<<<<
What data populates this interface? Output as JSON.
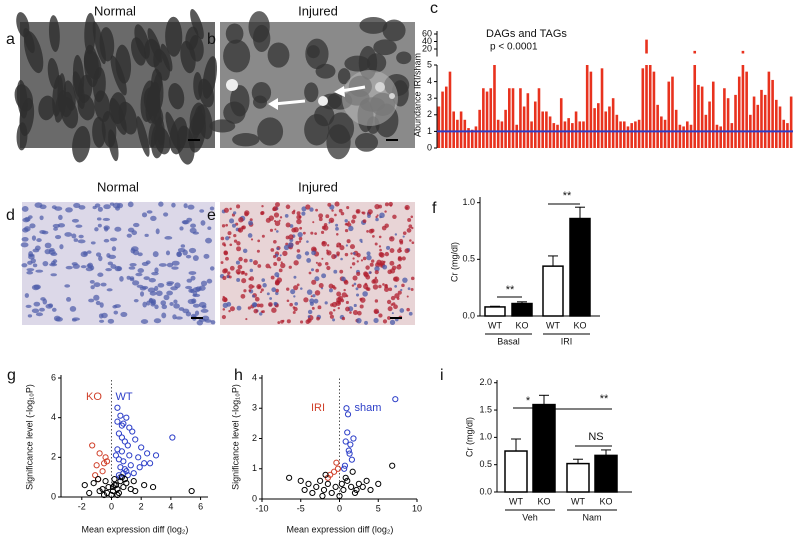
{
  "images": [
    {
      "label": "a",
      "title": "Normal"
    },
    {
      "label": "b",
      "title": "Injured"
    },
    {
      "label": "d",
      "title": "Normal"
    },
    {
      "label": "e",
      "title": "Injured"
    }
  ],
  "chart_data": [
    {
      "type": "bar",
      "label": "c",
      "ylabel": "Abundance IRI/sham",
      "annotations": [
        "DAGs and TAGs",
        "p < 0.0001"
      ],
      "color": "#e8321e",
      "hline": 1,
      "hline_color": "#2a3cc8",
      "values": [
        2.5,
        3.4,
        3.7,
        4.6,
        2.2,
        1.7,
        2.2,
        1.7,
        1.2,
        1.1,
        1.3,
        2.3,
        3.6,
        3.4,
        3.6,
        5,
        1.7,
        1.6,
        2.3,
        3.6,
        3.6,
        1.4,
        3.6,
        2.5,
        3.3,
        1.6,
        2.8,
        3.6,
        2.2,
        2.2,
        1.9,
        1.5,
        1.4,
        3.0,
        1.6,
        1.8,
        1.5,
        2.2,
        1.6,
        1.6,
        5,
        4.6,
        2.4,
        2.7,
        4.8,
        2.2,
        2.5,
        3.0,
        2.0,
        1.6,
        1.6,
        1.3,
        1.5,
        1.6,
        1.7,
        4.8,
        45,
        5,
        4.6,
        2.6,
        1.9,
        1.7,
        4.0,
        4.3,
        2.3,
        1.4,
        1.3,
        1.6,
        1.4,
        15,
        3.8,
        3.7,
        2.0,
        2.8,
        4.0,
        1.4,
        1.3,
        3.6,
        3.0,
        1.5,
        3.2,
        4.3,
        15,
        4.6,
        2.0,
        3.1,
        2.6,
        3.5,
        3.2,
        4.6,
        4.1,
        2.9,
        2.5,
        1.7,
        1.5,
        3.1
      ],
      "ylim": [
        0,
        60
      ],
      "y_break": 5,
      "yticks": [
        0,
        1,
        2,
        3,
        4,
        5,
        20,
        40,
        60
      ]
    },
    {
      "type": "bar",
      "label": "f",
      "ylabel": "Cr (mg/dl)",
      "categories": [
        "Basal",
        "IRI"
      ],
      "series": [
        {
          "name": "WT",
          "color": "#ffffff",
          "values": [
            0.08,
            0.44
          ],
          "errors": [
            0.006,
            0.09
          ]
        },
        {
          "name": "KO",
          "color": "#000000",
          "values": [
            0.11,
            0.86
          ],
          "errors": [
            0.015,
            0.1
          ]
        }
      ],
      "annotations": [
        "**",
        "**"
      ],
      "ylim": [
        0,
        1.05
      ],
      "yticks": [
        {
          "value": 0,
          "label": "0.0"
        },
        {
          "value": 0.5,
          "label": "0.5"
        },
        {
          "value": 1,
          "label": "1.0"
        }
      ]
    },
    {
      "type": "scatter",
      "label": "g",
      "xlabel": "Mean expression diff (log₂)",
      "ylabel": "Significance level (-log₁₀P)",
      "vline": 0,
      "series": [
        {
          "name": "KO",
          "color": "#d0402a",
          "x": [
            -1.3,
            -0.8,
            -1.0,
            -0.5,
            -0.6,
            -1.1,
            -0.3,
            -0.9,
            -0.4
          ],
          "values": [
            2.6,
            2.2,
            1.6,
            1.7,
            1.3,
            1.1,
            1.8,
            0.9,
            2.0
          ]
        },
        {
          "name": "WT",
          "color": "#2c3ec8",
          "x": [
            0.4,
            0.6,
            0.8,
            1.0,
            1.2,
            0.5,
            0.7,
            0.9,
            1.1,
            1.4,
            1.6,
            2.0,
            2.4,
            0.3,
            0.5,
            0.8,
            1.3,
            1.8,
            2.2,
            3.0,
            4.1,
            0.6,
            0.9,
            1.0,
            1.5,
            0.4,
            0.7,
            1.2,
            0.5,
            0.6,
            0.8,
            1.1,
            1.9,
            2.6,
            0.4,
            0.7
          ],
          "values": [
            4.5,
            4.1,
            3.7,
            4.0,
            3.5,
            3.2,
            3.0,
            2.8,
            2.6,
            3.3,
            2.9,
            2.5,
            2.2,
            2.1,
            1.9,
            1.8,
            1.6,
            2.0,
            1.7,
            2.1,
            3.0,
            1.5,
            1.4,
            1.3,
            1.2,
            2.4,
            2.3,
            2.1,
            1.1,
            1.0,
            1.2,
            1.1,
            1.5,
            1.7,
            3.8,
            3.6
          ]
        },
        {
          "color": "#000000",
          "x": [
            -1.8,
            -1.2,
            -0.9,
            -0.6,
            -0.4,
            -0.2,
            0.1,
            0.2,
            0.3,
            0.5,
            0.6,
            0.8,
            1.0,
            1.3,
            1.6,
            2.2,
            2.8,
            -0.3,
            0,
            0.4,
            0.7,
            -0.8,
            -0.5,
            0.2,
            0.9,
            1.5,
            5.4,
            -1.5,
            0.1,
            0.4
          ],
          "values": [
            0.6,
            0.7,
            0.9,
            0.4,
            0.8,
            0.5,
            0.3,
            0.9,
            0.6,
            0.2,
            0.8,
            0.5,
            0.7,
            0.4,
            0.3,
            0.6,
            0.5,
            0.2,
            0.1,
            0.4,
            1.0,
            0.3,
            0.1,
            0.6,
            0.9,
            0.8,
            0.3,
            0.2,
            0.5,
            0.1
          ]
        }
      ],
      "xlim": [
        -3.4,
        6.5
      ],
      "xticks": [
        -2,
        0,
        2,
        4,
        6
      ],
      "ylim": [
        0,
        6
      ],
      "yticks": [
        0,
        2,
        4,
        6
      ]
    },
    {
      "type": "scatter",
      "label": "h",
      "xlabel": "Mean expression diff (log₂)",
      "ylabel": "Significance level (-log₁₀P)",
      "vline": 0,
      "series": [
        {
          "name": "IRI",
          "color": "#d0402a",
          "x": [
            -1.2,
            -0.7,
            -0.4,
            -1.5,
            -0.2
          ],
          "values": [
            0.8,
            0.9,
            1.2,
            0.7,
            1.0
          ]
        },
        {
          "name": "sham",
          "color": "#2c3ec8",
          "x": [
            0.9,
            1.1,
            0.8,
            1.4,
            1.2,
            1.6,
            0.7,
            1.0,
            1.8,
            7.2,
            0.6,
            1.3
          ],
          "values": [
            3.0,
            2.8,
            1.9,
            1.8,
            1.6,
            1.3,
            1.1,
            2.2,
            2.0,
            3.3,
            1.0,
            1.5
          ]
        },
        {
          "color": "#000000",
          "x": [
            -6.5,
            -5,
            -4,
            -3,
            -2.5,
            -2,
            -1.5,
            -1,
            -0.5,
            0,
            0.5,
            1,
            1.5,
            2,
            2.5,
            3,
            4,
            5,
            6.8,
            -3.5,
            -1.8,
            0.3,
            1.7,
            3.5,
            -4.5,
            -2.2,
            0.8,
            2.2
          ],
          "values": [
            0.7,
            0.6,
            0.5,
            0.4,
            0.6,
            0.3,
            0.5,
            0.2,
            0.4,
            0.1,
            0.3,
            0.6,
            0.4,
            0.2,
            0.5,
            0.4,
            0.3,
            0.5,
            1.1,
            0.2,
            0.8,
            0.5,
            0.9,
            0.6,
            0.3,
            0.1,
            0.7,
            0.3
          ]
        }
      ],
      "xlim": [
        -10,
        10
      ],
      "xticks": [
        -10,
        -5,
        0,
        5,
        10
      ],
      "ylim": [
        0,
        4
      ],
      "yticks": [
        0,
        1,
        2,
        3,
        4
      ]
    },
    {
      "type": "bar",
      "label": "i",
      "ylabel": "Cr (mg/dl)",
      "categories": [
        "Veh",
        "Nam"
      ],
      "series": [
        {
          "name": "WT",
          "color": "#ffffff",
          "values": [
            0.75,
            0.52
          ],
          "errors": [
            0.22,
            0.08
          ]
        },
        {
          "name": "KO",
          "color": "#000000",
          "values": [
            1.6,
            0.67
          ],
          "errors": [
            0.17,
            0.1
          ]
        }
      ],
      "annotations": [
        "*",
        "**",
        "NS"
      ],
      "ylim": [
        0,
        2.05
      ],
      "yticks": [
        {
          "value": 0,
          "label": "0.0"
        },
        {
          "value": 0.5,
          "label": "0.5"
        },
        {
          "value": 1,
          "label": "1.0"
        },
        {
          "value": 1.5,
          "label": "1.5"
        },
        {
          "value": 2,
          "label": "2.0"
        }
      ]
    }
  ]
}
>>>>
<<<<
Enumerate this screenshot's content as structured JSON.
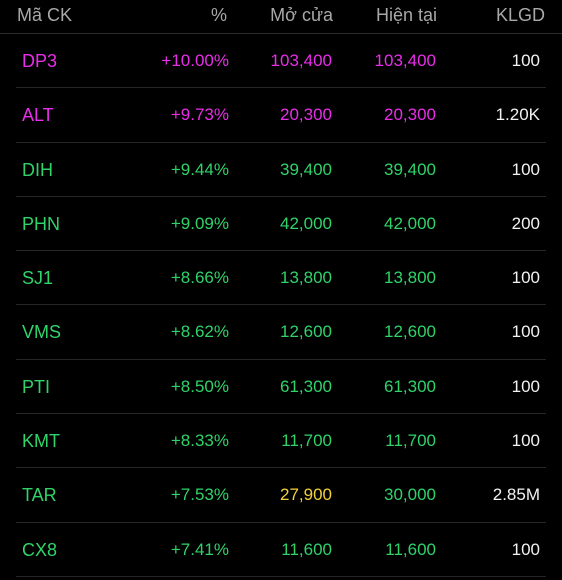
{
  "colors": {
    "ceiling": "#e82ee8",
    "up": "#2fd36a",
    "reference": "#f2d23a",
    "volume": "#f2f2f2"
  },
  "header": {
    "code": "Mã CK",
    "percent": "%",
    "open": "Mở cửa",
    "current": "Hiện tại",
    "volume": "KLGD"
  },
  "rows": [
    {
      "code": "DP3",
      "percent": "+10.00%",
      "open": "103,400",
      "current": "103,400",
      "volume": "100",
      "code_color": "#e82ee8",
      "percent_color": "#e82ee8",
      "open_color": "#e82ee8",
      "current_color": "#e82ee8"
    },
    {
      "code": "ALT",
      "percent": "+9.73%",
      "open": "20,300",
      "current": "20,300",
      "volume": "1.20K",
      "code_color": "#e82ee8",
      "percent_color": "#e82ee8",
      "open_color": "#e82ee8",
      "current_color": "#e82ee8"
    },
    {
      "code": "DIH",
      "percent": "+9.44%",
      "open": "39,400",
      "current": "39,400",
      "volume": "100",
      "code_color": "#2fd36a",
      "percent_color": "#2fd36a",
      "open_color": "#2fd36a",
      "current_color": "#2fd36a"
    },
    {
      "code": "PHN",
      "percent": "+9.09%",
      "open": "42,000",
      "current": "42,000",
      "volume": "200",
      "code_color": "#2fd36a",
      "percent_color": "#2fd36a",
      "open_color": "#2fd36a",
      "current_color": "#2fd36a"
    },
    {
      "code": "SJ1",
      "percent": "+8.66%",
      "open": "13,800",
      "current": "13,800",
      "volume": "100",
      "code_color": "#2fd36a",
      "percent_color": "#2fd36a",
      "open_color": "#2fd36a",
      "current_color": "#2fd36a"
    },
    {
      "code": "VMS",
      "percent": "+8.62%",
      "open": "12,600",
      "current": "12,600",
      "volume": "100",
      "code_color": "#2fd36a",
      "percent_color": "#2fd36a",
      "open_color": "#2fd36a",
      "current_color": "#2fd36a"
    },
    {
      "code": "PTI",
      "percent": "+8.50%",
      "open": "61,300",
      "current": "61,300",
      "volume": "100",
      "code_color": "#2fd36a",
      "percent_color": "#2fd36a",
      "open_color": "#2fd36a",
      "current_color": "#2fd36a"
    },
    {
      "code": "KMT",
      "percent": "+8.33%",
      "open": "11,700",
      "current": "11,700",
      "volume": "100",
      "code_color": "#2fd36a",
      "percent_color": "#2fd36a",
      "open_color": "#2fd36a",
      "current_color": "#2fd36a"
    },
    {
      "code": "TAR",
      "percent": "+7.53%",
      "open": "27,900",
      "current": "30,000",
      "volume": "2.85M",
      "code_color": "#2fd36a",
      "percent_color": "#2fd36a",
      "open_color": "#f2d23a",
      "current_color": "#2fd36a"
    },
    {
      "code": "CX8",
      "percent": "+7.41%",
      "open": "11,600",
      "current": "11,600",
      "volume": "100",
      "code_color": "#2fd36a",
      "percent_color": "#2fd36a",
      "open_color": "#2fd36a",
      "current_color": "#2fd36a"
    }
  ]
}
>>>>
• [GIVEN TASK]: Check each line above for the word "JSON" and give the number of lines that have it, nothing else.

• [FULL RESPONSE]: 2